> Do this
The entries below should be transcribed in their entirety, exactly as written.

━━━━━ Data for this exercise ━━━━━

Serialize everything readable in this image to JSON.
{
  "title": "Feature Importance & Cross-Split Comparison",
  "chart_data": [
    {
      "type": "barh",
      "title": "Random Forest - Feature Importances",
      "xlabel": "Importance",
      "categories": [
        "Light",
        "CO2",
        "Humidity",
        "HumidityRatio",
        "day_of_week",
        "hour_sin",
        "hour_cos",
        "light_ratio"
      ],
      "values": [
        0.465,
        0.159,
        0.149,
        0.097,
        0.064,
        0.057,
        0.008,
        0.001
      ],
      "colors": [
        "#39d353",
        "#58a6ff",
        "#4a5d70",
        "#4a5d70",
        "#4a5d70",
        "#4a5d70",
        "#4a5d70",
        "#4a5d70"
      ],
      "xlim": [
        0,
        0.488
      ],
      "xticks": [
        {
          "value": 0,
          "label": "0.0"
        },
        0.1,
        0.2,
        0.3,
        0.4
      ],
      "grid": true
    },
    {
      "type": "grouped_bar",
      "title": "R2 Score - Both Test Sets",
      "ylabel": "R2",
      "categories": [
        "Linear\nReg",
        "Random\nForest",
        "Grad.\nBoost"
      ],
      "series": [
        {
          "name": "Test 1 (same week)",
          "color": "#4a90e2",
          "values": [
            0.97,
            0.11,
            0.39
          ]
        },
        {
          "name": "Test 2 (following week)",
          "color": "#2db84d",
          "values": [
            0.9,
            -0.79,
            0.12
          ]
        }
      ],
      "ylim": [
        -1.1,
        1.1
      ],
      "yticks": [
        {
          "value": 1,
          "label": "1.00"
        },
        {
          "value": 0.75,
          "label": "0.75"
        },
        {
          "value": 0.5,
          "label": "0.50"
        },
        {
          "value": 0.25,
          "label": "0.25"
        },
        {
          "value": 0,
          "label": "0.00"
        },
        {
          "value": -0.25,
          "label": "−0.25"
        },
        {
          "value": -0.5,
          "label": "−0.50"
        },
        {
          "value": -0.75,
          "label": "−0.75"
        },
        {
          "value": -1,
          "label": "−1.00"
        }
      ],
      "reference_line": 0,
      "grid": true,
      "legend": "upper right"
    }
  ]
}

━━━━━

> Solved exercise
Serialize everything readable in this image to JSON.
{
  "title": "Feature Importance & Cross-Split Comparison",
  "chart_data": [
    {
      "type": "barh",
      "title": "Random Forest - Feature Importances",
      "xlabel": "Importance",
      "categories": [
        "Light",
        "CO2",
        "Humidity",
        "HumidityRatio",
        "day_of_week",
        "hour_sin",
        "hour_cos",
        "light_ratio"
      ],
      "values": [
        0.465,
        0.159,
        0.149,
        0.097,
        0.064,
        0.057,
        0.008,
        0.001
      ],
      "colors": [
        "#39d353",
        "#58a6ff",
        "#4a5d70",
        "#4a5d70",
        "#4a5d70",
        "#4a5d70",
        "#4a5d70",
        "#4a5d70"
      ],
      "xlim": [
        0,
        0.488
      ],
      "xticks": [
        {
          "value": 0,
          "label": "0.0"
        },
        0.1,
        0.2,
        0.3,
        0.4
      ],
      "grid": true
    },
    {
      "type": "grouped_bar",
      "title": "R2 Score - Both Test Sets",
      "ylabel": "R2",
      "categories": [
        "Linear\nReg",
        "Random\nForest",
        "Grad.\nBoost"
      ],
      "series": [
        {
          "name": "Test 1 (same week)",
          "color": "#4a90e2",
          "values": [
            0.97,
            0.11,
            0.39
          ]
        },
        {
          "name": "Test 2 (following week)",
          "color": "#2db84d",
          "values": [
            0.9,
            -0.79,
            0.12
          ]
        }
      ],
      "ylim": [
        -1.1,
        1.1
      ],
      "yticks": [
        {
          "value": 1,
          "label": "1.00"
        },
        {
          "value": 0.75,
          "label": "0.75"
        },
        {
          "value": 0.5,
          "label": "0.50"
        },
        {
          "value": 0.25,
          "label": "0.25"
        },
        {
          "value": 0,
          "label": "0.00"
        },
        {
          "value": -0.25,
          "label": "−0.25"
        },
        {
          "value": -0.5,
          "label": "−0.50"
        },
        {
          "value": -0.75,
          "label": "−0.75"
        },
        {
          "value": -1,
          "label": "−1.00"
        }
      ],
      "reference_line": 0,
      "grid": true,
      "legend": "upper right"
    }
  ]
}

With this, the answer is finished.